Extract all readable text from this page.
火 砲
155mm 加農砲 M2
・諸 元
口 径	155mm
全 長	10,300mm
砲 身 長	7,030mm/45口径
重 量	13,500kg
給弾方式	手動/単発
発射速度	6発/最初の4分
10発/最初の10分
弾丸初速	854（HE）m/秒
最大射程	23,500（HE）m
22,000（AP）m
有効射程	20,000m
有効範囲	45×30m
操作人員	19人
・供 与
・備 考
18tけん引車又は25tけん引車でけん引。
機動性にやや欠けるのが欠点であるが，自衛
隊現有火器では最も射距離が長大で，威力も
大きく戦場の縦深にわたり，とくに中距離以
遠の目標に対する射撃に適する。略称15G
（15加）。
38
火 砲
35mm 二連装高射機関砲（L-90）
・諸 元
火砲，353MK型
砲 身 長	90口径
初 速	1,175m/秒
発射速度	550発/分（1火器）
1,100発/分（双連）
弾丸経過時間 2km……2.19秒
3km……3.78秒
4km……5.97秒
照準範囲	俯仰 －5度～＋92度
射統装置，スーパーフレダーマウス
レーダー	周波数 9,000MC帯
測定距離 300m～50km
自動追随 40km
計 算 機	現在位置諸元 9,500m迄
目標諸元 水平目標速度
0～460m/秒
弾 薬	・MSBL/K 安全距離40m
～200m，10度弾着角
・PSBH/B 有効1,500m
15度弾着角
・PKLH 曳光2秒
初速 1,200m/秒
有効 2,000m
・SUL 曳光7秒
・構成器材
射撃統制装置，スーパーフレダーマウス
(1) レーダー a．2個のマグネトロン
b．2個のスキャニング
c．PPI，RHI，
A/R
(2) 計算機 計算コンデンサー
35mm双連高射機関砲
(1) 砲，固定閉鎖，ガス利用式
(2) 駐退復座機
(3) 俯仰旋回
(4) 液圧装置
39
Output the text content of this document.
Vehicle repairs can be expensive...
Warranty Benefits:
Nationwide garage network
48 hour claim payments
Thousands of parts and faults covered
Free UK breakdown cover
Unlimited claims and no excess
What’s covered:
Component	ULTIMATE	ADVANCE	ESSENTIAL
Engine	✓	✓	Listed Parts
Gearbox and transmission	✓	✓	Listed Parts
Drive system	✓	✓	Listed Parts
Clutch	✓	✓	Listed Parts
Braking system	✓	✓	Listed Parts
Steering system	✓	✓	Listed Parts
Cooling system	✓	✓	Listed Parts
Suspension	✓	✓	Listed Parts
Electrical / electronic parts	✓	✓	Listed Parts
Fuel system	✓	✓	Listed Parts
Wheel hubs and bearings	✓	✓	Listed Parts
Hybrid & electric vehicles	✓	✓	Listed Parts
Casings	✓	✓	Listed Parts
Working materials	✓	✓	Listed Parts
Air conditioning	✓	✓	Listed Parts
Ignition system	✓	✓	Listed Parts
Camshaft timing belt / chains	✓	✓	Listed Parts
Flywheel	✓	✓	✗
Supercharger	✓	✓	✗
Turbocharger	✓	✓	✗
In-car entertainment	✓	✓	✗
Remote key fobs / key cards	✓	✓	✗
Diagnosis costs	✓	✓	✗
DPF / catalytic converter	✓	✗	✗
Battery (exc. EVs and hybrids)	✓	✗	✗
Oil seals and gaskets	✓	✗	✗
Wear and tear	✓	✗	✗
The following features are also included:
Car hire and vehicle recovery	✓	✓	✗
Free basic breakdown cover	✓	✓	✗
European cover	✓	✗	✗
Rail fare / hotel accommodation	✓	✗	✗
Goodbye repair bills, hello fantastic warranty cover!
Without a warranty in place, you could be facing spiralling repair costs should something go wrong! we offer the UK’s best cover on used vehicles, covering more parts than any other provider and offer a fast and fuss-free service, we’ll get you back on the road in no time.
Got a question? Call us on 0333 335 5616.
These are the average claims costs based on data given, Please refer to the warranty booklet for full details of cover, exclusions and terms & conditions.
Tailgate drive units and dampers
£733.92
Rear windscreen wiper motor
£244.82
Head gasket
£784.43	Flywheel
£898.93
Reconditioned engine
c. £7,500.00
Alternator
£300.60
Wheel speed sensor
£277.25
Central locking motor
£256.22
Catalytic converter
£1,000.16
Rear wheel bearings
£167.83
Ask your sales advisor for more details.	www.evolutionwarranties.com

================

→ **TASK TO COMPLETE**
For each line of the entries that includes "スーパーフレダーマウス", show that line.

→ **THE OUTPUT**
射統装置，スーパーフレダーマウス
射撃統制装置，スーパーフレダーマウス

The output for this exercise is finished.